** RECORD EXCERPTS **
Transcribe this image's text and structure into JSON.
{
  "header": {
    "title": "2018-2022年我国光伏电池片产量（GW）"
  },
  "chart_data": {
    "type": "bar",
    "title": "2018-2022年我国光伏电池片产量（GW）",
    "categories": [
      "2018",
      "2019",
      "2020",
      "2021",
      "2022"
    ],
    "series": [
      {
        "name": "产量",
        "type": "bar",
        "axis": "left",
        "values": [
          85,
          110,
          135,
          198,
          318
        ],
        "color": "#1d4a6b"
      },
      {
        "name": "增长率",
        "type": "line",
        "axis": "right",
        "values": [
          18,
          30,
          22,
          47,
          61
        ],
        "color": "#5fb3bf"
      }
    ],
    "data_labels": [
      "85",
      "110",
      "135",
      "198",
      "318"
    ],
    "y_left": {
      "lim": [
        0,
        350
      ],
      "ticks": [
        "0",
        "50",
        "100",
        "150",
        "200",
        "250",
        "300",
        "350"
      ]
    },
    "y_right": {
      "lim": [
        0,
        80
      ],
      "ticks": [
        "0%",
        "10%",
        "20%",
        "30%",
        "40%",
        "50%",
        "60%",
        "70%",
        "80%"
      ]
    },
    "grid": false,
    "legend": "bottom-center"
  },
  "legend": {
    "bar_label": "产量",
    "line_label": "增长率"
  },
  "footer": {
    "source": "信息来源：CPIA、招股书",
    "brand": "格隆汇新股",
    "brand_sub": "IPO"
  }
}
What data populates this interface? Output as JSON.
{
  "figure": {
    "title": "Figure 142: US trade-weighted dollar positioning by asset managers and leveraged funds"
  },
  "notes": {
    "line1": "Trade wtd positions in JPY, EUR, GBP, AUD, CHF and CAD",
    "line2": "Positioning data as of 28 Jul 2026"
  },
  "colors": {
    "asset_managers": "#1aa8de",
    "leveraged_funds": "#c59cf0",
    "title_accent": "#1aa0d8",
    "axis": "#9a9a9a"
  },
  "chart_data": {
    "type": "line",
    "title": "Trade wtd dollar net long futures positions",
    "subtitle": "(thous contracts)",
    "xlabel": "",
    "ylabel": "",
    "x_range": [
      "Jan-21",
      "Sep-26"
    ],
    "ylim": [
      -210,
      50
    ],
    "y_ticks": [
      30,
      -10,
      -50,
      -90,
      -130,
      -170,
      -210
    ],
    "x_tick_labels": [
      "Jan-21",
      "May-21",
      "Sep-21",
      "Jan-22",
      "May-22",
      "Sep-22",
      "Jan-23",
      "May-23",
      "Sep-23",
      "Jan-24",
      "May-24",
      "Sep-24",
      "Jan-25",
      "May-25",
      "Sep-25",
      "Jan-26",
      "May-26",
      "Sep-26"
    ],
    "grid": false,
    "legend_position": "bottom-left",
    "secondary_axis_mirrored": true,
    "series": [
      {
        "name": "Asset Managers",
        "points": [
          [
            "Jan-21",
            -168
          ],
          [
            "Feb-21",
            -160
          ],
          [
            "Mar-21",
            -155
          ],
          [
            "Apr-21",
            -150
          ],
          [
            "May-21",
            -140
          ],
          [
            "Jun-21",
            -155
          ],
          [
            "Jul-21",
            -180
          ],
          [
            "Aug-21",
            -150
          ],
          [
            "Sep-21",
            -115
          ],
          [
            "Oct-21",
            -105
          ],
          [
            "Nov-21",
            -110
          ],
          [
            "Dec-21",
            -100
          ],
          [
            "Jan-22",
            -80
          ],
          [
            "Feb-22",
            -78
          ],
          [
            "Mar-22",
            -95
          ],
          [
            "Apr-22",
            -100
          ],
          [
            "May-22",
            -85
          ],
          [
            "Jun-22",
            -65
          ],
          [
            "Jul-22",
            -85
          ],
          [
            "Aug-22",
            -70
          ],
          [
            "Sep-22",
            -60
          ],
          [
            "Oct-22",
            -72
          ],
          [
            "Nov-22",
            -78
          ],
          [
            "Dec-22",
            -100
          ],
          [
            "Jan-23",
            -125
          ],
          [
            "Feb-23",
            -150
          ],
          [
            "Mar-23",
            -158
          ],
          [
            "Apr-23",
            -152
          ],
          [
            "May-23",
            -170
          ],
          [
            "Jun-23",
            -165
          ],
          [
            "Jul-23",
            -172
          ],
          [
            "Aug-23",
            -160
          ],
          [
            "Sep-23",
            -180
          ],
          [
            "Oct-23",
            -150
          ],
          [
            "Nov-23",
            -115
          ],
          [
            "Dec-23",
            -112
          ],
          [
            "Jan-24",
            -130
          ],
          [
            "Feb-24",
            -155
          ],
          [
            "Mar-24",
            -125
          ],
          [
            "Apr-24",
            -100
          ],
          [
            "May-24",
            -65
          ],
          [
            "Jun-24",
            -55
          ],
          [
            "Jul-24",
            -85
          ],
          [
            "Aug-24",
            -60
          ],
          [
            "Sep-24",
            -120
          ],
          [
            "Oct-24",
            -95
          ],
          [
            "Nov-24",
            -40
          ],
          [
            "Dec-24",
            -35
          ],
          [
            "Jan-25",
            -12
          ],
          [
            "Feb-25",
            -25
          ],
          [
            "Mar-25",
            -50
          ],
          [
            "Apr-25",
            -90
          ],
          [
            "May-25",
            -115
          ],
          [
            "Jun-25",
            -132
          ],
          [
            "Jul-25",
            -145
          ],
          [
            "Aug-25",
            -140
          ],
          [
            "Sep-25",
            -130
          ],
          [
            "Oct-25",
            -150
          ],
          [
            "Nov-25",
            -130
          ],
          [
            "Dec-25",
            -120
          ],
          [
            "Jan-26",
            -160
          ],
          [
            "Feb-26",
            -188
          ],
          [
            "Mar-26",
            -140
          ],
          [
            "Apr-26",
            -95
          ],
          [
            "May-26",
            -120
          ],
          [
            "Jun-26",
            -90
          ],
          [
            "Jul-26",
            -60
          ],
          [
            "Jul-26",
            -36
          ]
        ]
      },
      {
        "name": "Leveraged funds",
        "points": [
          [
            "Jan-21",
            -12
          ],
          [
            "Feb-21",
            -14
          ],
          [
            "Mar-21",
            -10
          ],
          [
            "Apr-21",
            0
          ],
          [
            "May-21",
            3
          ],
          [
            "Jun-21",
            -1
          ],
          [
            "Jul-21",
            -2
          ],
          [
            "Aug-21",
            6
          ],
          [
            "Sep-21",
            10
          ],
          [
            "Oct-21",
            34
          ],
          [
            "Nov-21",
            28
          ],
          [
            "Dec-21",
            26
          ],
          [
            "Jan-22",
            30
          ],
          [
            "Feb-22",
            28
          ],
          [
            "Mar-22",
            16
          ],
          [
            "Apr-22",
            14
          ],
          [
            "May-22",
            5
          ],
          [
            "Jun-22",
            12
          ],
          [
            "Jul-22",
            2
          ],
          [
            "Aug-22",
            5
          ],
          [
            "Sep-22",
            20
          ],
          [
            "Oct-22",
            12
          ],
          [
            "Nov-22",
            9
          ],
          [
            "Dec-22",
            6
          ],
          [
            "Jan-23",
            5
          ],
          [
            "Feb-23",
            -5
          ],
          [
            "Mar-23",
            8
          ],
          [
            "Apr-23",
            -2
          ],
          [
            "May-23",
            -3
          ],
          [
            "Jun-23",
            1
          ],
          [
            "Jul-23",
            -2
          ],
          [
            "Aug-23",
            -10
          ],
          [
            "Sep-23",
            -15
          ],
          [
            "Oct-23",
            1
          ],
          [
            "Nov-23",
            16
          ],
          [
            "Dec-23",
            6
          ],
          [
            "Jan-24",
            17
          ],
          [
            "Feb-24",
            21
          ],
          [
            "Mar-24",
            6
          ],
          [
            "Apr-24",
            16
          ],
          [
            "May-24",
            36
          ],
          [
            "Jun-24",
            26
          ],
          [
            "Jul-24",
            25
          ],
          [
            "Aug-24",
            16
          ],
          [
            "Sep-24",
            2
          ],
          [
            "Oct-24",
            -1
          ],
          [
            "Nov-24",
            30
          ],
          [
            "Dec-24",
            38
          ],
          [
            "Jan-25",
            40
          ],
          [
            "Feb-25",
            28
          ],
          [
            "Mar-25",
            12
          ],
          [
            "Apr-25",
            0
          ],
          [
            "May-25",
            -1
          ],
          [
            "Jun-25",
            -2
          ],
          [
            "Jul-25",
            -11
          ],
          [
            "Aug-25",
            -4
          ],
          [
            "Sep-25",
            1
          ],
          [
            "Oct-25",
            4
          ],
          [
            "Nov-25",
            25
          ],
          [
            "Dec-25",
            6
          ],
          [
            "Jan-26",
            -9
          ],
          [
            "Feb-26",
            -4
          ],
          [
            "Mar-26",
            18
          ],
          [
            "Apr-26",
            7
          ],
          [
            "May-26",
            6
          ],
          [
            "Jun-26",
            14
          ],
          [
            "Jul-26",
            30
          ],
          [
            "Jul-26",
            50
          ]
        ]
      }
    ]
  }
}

** TASK BRIEF **
Scan the material above for the word "bottom". Copy each line where it occurs.

** WRITTEN ANSWER **
    "legend": "bottom-center"
    "legend_position": "bottom-left",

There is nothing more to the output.